# Short task:
Below is a listing. Gather each line of it that contains "trudno".

# Given records:

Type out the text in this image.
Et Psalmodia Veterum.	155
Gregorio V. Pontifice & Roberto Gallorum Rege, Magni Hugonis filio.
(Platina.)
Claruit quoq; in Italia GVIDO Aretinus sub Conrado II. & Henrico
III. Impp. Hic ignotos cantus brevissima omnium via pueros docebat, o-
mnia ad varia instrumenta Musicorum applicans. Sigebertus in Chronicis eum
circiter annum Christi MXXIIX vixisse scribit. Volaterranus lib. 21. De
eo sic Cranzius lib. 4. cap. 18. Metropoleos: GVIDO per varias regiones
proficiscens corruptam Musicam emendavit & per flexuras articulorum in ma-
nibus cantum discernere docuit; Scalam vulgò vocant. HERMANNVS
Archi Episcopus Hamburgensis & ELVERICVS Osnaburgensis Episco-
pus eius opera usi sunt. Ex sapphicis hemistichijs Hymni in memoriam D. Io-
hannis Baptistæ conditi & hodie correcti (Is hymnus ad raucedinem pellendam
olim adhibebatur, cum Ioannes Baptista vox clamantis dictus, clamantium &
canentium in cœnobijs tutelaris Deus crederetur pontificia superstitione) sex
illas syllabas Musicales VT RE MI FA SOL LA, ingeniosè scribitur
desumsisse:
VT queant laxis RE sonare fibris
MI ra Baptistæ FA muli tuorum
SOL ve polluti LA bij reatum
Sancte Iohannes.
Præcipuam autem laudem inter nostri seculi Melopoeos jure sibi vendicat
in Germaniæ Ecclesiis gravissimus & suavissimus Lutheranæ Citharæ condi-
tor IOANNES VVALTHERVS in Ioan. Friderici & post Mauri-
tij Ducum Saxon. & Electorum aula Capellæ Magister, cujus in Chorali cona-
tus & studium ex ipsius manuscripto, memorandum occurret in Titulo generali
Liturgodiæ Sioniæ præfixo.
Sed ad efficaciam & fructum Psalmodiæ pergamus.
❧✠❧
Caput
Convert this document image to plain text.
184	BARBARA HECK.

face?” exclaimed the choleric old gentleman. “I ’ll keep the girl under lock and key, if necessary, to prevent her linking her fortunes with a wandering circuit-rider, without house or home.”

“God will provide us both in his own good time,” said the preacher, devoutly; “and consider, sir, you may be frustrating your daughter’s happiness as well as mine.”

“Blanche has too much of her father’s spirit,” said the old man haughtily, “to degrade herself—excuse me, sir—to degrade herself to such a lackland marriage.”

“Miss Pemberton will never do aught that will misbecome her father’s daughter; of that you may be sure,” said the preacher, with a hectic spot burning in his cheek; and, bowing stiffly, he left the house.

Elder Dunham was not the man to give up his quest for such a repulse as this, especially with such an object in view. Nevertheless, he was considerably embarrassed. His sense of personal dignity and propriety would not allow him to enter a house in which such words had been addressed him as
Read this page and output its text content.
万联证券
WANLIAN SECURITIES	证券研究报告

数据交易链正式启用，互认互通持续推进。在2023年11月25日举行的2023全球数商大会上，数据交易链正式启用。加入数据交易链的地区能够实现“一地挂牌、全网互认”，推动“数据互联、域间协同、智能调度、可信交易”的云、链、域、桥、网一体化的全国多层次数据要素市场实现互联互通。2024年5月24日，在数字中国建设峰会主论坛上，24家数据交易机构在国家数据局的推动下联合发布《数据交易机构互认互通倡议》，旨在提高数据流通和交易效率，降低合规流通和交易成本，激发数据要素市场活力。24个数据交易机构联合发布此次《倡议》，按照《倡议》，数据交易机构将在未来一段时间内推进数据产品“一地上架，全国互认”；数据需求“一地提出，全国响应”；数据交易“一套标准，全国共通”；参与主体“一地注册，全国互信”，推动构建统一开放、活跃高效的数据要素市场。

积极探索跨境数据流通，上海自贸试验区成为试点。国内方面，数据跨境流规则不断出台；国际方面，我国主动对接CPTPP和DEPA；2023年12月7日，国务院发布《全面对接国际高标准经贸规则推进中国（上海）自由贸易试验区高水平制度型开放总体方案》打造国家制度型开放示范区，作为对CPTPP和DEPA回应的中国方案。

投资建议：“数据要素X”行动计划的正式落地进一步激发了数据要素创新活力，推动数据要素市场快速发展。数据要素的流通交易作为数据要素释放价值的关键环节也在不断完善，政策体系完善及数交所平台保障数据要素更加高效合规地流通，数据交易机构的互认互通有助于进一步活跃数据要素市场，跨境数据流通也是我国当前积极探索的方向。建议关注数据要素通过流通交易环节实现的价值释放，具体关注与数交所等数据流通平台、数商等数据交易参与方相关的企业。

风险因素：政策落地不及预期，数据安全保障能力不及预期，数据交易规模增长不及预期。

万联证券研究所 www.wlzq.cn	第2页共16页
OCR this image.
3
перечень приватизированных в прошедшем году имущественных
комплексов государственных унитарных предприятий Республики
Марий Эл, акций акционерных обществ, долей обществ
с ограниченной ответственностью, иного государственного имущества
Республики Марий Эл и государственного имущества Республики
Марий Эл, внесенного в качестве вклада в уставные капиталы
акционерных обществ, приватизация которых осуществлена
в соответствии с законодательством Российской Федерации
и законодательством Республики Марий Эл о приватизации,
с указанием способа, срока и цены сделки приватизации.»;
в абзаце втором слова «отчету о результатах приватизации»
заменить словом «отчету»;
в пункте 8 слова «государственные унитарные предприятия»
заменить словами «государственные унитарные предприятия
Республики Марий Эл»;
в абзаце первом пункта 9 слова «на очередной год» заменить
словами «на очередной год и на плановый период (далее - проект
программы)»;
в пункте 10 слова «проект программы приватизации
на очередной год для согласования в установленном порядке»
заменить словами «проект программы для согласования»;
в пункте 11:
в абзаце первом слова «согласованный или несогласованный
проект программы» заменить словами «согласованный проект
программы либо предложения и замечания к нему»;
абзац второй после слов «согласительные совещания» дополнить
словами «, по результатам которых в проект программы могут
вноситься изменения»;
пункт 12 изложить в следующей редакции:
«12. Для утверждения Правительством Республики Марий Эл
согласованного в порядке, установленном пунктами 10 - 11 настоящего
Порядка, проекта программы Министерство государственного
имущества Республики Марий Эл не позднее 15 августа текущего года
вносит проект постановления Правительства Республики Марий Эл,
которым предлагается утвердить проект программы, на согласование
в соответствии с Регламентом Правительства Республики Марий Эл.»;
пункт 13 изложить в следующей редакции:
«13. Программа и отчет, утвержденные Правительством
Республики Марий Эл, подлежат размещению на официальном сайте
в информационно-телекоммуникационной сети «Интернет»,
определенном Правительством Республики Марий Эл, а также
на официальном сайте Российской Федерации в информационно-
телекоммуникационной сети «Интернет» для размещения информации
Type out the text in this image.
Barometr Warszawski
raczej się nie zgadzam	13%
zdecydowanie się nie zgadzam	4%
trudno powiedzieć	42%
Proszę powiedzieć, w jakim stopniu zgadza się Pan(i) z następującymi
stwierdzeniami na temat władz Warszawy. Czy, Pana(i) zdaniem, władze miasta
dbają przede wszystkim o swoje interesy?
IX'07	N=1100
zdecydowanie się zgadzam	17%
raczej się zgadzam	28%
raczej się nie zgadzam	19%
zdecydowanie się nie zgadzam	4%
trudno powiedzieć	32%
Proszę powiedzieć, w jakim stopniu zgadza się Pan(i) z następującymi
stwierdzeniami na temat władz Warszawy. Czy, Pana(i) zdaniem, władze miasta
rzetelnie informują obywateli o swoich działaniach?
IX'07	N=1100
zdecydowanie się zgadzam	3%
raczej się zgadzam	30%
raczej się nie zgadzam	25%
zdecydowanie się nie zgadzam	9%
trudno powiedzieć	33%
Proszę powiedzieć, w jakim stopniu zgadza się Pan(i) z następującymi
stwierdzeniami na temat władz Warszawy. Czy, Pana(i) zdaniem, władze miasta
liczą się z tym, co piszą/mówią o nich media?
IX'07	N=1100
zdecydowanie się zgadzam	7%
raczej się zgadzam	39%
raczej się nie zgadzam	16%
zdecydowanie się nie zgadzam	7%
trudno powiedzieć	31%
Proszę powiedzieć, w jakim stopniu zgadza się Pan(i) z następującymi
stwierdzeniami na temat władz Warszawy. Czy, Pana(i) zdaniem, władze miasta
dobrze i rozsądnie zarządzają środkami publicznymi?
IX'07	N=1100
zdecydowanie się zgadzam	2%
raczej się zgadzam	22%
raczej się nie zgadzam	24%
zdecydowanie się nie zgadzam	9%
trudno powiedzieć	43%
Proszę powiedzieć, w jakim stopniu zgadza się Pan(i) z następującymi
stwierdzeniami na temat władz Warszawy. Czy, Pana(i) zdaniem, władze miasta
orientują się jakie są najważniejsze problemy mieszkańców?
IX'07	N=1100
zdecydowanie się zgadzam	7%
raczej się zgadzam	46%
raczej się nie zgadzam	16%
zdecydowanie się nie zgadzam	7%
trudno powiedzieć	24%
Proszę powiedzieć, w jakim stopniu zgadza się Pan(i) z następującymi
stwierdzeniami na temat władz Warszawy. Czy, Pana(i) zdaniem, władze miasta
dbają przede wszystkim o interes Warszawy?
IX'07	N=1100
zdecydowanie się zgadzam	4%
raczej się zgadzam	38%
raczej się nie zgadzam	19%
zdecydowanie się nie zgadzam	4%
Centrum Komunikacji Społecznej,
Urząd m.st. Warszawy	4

# Task response:
trudno powiedzieć	42%
trudno powiedzieć	32%
trudno powiedzieć	33%
trudno powiedzieć	31%
trudno powiedzieć	43%
trudno powiedzieć	24%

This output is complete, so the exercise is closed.